» Request
Reproduce the passage of the judgment starting with "10. Banda then" and going on through "from 10 April 1992.", word for word.

++++ Extracted text ++++

10. Banda then appealed against that decision in terms of the Code,
and the appeal was heard by Mr H J Briel (“Briel”),
the general manager, on 27 March 1992. Briel confirmed the
verdicts in respect of five of the six charges, and dismissed Banda
with effect from 10 April 1992.







11. About two years later, on 7 March 1994, Banda noted an
appeal to the Tribunal. There is nothing in the record before this
Court which indicates the circumstances in which the late noting of
that appeal was condoned. Nevertheless, the appeal was allowed
by
the Tribunal, and the order indicated at the beginning of this
judgment was given.







Aggrieved by that result, Zimasco appealed to this Court.





In my
view, the Tribunal seriously misdirected itself when it allowed
Banda’s appeal and ordered that he be reinstated or paid
damages in
lieu of reinstatement. I shall deal with the five charges, found
proved by Briel, in turn.







Count One







The allegation in this count was that Banda had distributed a
production labour analysis report for January 1992 in which the cost
of overtime was grossly overstated by $1 062 892.00, a very
large amount of money in those days. The report had been
prepared
by an analysis clerk, and Banda assured Daya, to whom he was
accountable, that the report reflected genuine overtime worked.





However,
when Banda was called upon by Daya to substantiate the statement that
the report indicated genuine overtime, he discovered
that the report
was inaccurate and that the overtime had been overstated by
$1 062 892.00.





There
can be no doubt that Banda admitted the charge in this count. I say
so because when he was asked by Briel, at the hearing
of his appeal,
why he had not discovered the error made by the analysis clerk, he
said it was because he “did not check properly”.
In my view, he
did not check the report at all because, had he done so, he would
have discovered the error in the same way that
he discovered it after
Daya had called upon him to substantiate the assurance that the
overtime reflected was genuine.





In my
view, when the Tribunal concluded that the charge in this count had
not been established, it seriously misdirected itself.
In its
judgment it stated as follows:







“An error of overstatement under the circumstances cannot be a sign
of incompetence. It also seems that the company did not in
any way
reprimand Mr P Daya, (Banda’s) senior, when he overstated
by a figure of $2 178 127.00 which was more
than the
overstatement by (Banda). If the mistake amounted to a serious or
substantial neglect of duty, then Mr Daya too ought
to have been
charged and dismissed.”






Quite
clearly, the Tribunal seriously misdirected itself in at least two
respects.





Firstly,
it was a serious misdirection to say that the error of overstatement
could not be a sign of incompetence on the part of
Banda. Banda’s
main function was to check the accuracy of the reports prepared by
his subordinates. The overstatement of the
cost of overtime by
$1 062 892.00 was a very serious error which Banda did not
discover because he did not perform the
fundamental duty of checking
the report. In my view, the failure to check the report was a
complete dereliction of duty on his
part, which justified the
conclusion by Briel that Banda was guilty of substantial neglect of
duty and gross inefficiency. As an
accountant Banda must have
appreciated the importance of accurate figures in making business
decisions.

++++ Data provided ++++

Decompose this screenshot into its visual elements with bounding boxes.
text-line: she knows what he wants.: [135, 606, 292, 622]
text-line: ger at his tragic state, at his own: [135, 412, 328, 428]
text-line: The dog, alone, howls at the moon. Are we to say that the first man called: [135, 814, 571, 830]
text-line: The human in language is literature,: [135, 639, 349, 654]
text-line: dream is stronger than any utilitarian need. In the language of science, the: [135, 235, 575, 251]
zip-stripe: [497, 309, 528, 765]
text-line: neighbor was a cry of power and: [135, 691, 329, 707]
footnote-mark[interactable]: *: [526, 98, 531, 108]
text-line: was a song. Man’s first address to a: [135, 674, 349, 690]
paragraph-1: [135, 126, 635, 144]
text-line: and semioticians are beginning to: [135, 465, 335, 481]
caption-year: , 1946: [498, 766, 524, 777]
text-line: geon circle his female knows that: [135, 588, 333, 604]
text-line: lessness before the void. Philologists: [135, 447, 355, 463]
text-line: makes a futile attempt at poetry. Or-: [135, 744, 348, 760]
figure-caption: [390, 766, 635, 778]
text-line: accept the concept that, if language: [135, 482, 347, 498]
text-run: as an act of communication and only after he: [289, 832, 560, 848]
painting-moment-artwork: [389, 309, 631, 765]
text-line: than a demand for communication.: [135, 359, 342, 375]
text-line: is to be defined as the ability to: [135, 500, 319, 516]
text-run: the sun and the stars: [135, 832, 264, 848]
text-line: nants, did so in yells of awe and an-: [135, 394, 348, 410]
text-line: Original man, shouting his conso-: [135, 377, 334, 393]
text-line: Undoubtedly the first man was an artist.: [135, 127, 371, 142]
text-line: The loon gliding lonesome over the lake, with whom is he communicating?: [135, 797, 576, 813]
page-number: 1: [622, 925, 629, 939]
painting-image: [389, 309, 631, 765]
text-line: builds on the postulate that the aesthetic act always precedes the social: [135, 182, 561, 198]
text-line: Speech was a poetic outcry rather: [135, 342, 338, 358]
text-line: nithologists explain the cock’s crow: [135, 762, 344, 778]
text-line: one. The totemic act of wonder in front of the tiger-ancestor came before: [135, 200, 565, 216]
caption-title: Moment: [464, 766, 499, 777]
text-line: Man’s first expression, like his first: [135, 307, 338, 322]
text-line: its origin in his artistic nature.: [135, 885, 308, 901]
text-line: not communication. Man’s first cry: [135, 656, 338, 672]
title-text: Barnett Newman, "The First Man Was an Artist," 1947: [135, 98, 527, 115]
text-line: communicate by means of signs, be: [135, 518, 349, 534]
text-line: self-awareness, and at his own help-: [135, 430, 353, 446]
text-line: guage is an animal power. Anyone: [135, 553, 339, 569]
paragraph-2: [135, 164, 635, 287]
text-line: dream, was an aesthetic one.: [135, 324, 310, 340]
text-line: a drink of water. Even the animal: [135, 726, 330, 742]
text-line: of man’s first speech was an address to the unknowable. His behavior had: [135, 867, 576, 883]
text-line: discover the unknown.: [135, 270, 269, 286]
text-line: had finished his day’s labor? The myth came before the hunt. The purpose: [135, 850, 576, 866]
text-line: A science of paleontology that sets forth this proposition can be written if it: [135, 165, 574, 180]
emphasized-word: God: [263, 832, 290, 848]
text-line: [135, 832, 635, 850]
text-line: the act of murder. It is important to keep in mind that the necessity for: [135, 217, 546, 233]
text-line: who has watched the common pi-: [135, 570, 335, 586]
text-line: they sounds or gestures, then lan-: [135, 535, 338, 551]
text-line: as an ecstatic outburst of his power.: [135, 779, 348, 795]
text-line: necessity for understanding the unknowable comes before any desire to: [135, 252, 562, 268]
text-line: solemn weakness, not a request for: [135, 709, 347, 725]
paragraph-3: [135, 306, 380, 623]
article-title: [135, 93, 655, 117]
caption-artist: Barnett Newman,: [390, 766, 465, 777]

++++

» Solution for this problem
10. Banda then appealed against that decision in terms of the Code,
and the appeal was heard by Mr H J Briel (“Briel”),
the general manager, on 27 March 1992. Briel confirmed the
verdicts in respect of five of the six charges, and dismissed Banda
with effect from 10 April 1992.